Exercise directions | Each entry below should be reproduced character for character.

◇ ◇ ◇ ◇ ◇

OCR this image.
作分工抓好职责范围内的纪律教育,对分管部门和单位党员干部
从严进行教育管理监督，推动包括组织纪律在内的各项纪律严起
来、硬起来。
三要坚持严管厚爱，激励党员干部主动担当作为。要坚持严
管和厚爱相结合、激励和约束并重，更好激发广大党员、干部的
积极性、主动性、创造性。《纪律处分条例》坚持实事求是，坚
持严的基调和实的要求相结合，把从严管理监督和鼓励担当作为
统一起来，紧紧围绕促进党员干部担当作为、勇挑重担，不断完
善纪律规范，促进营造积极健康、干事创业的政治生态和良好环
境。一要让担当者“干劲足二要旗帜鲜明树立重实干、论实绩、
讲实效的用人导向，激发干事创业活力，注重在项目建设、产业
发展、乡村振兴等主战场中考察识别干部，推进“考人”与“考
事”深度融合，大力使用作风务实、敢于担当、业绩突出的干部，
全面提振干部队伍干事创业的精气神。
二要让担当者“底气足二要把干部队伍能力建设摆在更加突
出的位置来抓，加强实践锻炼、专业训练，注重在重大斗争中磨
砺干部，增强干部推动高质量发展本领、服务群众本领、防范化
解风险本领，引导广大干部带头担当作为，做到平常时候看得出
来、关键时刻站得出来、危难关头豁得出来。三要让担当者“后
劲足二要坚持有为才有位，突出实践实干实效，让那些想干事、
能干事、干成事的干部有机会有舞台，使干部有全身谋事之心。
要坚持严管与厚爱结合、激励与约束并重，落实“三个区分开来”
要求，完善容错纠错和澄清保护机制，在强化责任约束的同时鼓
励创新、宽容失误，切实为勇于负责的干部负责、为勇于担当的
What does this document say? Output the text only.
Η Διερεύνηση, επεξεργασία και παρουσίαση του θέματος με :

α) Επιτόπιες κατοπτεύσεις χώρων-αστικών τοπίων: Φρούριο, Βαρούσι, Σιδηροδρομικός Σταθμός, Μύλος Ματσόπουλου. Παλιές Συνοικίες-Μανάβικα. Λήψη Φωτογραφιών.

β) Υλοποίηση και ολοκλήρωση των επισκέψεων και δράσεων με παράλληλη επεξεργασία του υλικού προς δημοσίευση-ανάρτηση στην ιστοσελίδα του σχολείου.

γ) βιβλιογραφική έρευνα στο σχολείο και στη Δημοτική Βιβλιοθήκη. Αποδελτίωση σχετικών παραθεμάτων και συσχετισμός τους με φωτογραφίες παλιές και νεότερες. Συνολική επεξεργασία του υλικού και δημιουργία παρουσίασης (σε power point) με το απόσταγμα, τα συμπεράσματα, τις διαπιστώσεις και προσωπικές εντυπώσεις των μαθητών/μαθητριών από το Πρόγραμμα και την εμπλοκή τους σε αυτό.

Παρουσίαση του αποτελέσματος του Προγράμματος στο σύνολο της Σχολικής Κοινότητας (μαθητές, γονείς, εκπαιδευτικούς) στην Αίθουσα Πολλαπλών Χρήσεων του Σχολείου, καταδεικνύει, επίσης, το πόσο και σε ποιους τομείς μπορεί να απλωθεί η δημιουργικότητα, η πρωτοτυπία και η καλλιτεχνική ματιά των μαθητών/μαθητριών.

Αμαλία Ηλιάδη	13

◇ ◇ ◇ ◇ ◇

Result of the task |
OCR this image.
作分工抓好职责范围内的纪律教育,对分管部门和单位党员干部
从严进行教育管理监督，推动包括组织纪律在内的各项纪律严起
来、硬起来。
三要坚持严管厚爱，激励党员干部主动担当作为。要坚持严
管和厚爱相结合、激励和约束并重，更好激发广大党员、干部的
积极性、主动性、创造性。《纪律处分条例》坚持实事求是，坚
持严的基调和实的要求相结合，把从严管理监督和鼓励担当作为
统一起来，紧紧围绕促进党员干部担当作为、勇挑重担，不断完
善纪律规范，促进营造积极健康、干事创业的政治生态和良好环
境。一要让担当者“干劲足二要旗帜鲜明树立重实干、论实绩、
讲实效的用人导向，激发干事创业活力，注重在项目建设、产业
发展、乡村振兴等主战场中考察识别干部，推进“考人”与“考
事”深度融合，大力使用作风务实、敢于担当、业绩突出的干部，
全面提振干部队伍干事创业的精气神。
二要让担当者“底气足二要把干部队伍能力建设摆在更加突
出的位置来抓，加强实践锻炼、专业训练，注重在重大斗争中磨
砺干部，增强干部推动高质量发展本领、服务群众本领、防范化
解风险本领，引导广大干部带头担当作为，做到平常时候看得出
来、关键时刻站得出来、危难关头豁得出来。三要让担当者“后
劲足二要坚持有为才有位，突出实践实干实效，让那些想干事、
能干事、干成事的干部有机会有舞台，使干部有全身谋事之心。
要坚持严管与厚爱结合、激励与约束并重，落实“三个区分开来”
要求，完善容错纠错和澄清保护机制，在强化责任约束的同时鼓
励创新、宽容失误，切实为勇于负责的干部负责、为勇于担当的
What does this document say? Output the text only.
Η Διερεύνηση, επεξεργασία και παρουσίαση του θέματος με :

α) Επιτόπιες κατοπτεύσεις χώρων-αστικών τοπίων: Φρούριο, Βαρούσι, Σιδηροδρομικός Σταθμός, Μύλος Ματσόπουλου. Παλιές Συνοικίες-Μανάβικα. Λήψη Φωτογραφιών.

β) Υλοποίηση και ολοκλήρωση των επισκέψεων και δράσεων με παράλληλη επεξεργασία του υλικού προς δημοσίευση-ανάρτηση στην ιστοσελίδα του σχολείου.

γ) βιβλιογραφική έρευνα στο σχολείο και στη Δημοτική Βιβλιοθήκη. Αποδελτίωση σχετικών παραθεμάτων και συσχετισμός τους με φωτογραφίες παλιές και νεότερες. Συνολική επεξεργασία του υλικού και δημιουργία παρουσίασης (σε power point) με το απόσταγμα, τα συμπεράσματα, τις διαπιστώσεις και προσωπικές εντυπώσεις των μαθητών/μαθητριών από το Πρόγραμμα και την εμπλοκή τους σε αυτό.

Παρουσίαση του αποτελέσματος του Προγράμματος στο σύνολο της Σχολικής Κοινότητας (μαθητές, γονείς, εκπαιδευτικούς) στην Αίθουσα Πολλαπλών Χρήσεων του Σχολείου, καταδεικνύει, επίσης, το πόσο και σε ποιους τομείς μπορεί να απλωθεί η δημιουργικότητα, η πρωτοτυπία και η καλλιτεχνική ματιά των μαθητών/μαθητριών.

Αμαλία Ηλιάδη	13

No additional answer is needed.